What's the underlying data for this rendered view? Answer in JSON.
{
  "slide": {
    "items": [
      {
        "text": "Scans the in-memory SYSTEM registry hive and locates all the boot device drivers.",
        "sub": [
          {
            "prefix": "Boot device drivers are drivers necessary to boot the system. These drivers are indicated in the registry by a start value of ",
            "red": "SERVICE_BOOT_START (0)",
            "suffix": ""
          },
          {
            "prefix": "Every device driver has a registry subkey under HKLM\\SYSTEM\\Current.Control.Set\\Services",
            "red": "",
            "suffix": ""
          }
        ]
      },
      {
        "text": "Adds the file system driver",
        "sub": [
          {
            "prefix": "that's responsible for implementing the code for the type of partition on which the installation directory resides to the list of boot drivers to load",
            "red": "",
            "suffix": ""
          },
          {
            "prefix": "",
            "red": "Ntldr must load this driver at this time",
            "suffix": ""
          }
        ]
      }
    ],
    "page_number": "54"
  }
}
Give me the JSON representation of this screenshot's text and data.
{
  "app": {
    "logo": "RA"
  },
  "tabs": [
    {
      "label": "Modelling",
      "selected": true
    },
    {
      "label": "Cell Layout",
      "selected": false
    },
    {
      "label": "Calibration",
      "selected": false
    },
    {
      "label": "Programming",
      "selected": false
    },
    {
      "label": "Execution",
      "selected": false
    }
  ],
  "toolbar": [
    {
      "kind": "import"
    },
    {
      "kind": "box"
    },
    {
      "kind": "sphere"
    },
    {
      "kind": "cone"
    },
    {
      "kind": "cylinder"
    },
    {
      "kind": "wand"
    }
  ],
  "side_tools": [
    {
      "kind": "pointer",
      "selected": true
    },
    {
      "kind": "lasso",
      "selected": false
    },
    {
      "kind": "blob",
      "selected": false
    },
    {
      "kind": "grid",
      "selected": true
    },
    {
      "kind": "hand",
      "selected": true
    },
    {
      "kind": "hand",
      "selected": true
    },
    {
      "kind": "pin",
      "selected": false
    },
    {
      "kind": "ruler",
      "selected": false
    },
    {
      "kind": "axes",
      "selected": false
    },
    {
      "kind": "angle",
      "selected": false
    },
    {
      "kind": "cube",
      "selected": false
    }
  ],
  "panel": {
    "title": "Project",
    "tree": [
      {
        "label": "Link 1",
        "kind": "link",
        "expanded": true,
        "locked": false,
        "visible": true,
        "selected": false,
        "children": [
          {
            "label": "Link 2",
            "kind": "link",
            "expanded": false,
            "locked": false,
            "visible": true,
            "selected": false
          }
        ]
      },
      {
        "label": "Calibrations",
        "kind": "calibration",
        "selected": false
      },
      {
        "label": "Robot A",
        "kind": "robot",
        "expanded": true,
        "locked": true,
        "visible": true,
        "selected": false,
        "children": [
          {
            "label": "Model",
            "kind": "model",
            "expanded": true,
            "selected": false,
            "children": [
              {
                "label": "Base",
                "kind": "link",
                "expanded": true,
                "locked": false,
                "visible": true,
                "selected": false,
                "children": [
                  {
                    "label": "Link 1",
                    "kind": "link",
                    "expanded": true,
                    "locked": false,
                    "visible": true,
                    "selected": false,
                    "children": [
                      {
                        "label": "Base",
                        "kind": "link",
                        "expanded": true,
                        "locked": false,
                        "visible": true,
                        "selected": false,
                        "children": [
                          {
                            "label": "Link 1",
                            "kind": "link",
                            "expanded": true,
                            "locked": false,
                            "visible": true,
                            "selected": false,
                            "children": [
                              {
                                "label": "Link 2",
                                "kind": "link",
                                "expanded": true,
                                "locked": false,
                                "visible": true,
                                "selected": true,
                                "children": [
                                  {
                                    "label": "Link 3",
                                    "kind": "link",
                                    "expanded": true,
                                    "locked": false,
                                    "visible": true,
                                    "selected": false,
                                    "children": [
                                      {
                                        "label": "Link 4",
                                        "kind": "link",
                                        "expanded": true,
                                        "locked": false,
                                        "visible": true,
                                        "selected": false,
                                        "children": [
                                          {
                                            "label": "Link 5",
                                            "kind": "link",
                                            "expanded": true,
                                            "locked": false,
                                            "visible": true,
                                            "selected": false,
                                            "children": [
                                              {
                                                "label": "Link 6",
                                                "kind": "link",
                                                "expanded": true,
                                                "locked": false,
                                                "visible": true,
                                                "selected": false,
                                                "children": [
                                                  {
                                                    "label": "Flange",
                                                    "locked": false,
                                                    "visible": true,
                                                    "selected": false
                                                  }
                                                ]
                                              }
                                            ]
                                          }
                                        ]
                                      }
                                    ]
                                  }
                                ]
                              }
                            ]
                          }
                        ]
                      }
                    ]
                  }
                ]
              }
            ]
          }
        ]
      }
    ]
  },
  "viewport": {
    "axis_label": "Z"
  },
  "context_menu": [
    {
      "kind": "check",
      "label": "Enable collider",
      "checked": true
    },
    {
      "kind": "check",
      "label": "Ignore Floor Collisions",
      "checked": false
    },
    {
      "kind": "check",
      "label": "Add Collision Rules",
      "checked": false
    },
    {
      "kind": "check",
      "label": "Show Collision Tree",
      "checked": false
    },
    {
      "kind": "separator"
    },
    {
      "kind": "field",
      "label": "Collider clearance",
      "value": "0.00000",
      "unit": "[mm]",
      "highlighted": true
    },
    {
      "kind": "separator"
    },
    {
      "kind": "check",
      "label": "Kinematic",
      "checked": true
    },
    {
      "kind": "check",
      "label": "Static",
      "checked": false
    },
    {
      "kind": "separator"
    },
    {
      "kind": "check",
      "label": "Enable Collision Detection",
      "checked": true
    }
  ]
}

= The problem =
In the records, locate each line holding the string "this" and copy it.

= Written answer =
What's the underlying data for this rendered view? Answer in JSON.
            "red": "Ntldr must load this driver at this time",
Give me the JSON representation of this screenshot's text and data.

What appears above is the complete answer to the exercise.